§ **The request**: Pick out each line in these entries that contains the string "this".

§ **Figure data in JSON**:
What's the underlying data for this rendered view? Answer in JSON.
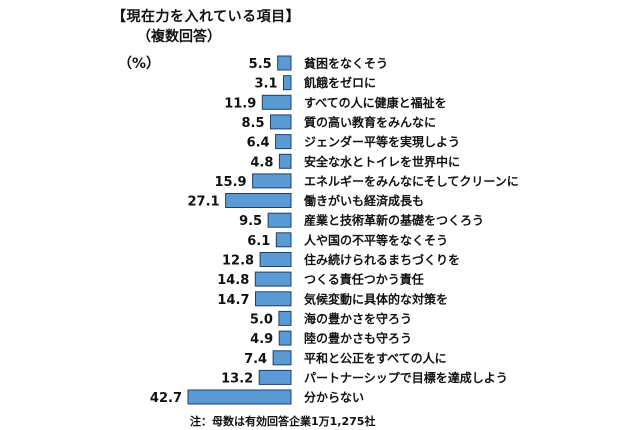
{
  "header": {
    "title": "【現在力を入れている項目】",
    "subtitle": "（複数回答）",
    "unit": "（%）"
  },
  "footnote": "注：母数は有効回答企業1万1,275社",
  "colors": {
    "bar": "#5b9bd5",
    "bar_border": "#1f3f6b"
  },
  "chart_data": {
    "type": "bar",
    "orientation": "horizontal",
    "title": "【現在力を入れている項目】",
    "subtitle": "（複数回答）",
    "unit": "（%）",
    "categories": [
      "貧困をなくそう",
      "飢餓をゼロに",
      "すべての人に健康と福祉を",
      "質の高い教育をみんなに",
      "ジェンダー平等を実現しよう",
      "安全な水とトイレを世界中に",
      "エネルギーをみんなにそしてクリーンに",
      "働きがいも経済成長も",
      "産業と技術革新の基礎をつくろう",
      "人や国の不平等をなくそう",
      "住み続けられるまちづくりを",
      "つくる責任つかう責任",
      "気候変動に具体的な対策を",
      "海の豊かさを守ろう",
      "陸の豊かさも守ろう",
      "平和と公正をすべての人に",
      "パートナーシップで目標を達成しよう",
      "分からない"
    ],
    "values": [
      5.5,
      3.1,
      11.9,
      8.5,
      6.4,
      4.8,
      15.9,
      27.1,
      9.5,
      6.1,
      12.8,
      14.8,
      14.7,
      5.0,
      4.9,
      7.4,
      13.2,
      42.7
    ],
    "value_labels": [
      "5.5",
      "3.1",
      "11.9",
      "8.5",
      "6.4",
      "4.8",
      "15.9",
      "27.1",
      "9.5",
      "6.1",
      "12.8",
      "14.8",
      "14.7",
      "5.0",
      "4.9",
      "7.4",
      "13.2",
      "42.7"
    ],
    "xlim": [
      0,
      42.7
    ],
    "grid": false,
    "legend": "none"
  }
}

---

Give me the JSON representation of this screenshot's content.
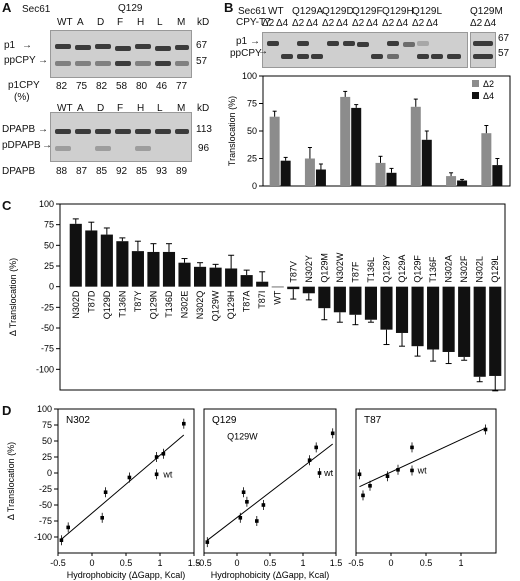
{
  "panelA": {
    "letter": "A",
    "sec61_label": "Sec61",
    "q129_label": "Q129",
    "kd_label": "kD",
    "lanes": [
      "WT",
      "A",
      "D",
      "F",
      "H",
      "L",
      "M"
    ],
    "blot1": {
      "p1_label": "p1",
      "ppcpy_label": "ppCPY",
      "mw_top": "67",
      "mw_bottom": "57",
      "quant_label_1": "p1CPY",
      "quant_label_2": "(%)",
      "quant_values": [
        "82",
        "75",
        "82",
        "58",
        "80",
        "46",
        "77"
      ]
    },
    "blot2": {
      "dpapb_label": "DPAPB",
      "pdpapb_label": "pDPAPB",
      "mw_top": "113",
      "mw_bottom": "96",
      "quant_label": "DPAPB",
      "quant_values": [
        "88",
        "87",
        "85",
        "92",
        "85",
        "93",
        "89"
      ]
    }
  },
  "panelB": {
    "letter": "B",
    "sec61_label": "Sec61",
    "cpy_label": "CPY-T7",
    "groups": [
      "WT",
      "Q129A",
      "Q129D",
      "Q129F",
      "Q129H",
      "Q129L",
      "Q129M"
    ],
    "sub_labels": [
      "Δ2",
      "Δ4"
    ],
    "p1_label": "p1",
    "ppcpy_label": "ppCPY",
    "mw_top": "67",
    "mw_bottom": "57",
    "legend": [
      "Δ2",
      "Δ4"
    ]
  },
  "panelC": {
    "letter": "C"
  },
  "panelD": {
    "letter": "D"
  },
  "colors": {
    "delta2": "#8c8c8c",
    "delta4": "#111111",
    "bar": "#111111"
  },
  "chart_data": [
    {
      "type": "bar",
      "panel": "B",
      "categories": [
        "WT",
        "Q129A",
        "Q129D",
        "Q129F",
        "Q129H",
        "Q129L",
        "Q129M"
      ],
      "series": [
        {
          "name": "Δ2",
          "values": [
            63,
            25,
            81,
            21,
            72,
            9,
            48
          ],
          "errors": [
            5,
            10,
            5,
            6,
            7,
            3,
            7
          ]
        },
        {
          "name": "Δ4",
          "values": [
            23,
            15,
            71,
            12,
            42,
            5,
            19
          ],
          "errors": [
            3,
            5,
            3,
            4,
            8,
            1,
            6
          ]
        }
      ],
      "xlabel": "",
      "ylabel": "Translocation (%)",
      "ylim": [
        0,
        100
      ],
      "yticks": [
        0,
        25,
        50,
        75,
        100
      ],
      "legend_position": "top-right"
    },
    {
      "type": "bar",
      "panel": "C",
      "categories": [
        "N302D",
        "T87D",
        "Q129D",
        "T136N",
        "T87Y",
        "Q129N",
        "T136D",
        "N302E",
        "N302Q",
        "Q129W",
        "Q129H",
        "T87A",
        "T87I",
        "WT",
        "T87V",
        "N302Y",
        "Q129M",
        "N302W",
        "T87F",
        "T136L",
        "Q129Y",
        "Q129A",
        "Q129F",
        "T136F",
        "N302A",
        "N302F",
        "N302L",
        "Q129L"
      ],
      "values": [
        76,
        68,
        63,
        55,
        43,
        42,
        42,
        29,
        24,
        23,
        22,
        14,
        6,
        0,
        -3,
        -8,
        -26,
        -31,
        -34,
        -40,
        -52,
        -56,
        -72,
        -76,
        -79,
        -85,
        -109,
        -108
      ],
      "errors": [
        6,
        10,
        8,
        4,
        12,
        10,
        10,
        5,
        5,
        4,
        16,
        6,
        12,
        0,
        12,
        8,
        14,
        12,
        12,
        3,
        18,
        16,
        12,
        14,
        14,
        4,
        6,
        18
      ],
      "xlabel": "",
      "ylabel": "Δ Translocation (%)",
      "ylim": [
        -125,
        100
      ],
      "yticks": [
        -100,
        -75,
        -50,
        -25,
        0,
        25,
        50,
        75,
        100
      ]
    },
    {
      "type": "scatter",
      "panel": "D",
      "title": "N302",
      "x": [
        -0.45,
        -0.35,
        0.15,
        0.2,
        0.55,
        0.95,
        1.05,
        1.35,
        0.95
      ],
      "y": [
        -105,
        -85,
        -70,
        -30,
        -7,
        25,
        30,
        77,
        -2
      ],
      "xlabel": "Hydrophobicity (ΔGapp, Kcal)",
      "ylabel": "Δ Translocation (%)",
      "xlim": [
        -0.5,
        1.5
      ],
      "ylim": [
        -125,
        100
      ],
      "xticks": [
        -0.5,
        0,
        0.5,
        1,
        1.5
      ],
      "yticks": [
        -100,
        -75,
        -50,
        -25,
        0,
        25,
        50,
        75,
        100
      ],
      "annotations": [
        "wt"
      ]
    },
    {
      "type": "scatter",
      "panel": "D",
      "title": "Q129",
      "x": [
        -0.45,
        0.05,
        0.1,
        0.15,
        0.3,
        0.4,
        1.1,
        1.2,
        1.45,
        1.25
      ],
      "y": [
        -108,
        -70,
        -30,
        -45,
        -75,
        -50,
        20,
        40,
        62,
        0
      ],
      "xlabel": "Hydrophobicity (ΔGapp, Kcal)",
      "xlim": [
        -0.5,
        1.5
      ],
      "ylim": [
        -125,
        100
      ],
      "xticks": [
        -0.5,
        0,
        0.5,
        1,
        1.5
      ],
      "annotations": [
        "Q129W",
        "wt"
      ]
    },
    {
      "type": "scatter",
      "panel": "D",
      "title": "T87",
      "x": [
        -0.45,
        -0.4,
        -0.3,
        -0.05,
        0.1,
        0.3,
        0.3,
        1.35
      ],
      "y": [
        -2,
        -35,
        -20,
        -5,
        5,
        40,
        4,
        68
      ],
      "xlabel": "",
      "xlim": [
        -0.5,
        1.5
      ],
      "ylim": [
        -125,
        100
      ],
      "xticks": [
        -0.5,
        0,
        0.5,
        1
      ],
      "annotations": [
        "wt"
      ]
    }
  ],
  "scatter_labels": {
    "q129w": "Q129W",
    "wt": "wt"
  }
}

§ **Solution to the problem**:
What's the underlying data for this rendered view? Answer in JSON.
Give me the JSON representation of this screenshot's content.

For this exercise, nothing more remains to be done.